**THE REQUEST:**
Leave out the images and repeat the listing below without a single change.
-- RECORDS SUPPLIED start --
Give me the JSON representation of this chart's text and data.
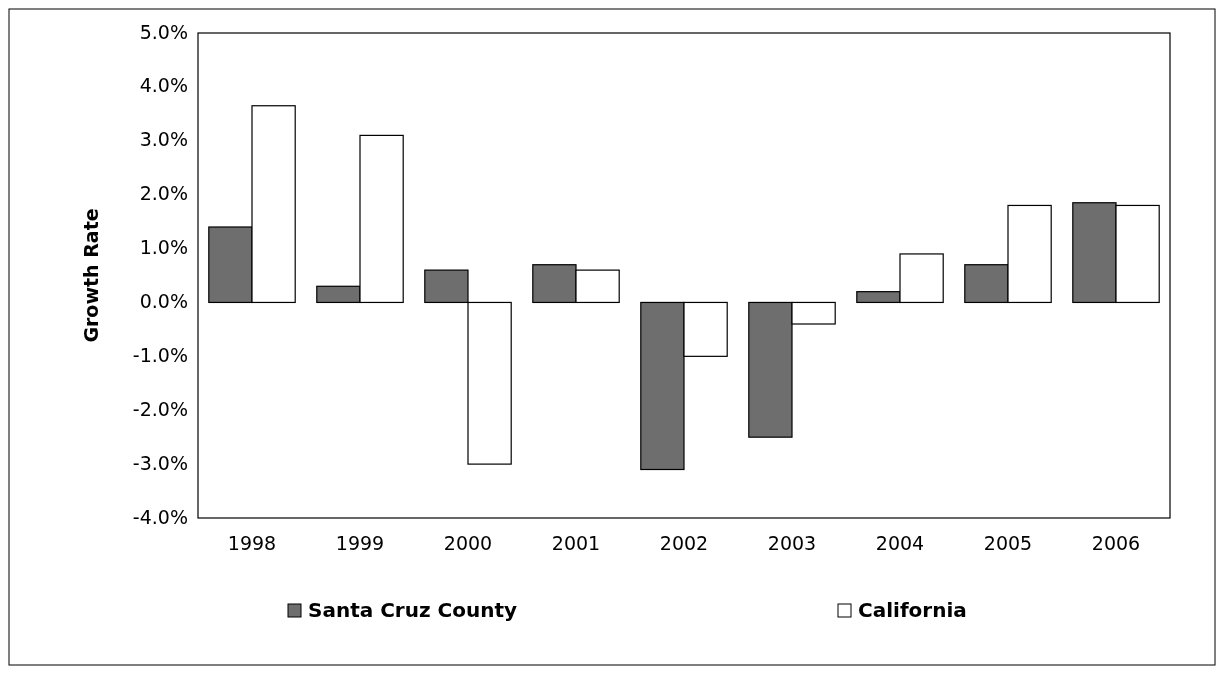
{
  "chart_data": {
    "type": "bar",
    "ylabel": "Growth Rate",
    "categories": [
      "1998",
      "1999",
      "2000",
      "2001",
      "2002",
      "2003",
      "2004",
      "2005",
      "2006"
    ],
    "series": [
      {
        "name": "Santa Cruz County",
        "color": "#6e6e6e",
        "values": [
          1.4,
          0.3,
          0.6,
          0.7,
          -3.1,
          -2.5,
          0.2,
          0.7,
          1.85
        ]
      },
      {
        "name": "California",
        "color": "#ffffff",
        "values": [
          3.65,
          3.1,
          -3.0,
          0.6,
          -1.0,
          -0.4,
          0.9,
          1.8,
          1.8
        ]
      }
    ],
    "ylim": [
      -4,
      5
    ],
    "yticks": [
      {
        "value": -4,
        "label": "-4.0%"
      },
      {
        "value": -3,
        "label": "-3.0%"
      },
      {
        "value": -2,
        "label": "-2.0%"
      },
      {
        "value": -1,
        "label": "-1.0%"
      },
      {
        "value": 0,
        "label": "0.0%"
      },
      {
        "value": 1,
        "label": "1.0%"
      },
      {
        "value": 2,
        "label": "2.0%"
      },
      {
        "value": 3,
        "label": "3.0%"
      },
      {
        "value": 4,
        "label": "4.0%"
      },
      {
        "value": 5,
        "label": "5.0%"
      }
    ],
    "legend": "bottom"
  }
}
-- RECORDS SUPPLIED end --
**TASK OUTPUT:**
Give me the JSON representation of this chart's text and data.
{
  "chart_data": {
    "type": "bar",
    "ylabel": "Growth Rate",
    "categories": [
      "1998",
      "1999",
      "2000",
      "2001",
      "2002",
      "2003",
      "2004",
      "2005",
      "2006"
    ],
    "series": [
      {
        "name": "Santa Cruz County",
        "color": "#6e6e6e",
        "values": [
          1.4,
          0.3,
          0.6,
          0.7,
          -3.1,
          -2.5,
          0.2,
          0.7,
          1.85
        ]
      },
      {
        "name": "California",
        "color": "#ffffff",
        "values": [
          3.65,
          3.1,
          -3.0,
          0.6,
          -1.0,
          -0.4,
          0.9,
          1.8,
          1.8
        ]
      }
    ],
    "ylim": [
      -4,
      5
    ],
    "yticks": [
      {
        "value": -4,
        "label": "-4.0%"
      },
      {
        "value": -3,
        "label": "-3.0%"
      },
      {
        "value": -2,
        "label": "-2.0%"
      },
      {
        "value": -1,
        "label": "-1.0%"
      },
      {
        "value": 0,
        "label": "0.0%"
      },
      {
        "value": 1,
        "label": "1.0%"
      },
      {
        "value": 2,
        "label": "2.0%"
      },
      {
        "value": 3,
        "label": "3.0%"
      },
      {
        "value": 4,
        "label": "4.0%"
      },
      {
        "value": 5,
        "label": "5.0%"
      }
    ],
    "legend": "bottom"
  }
}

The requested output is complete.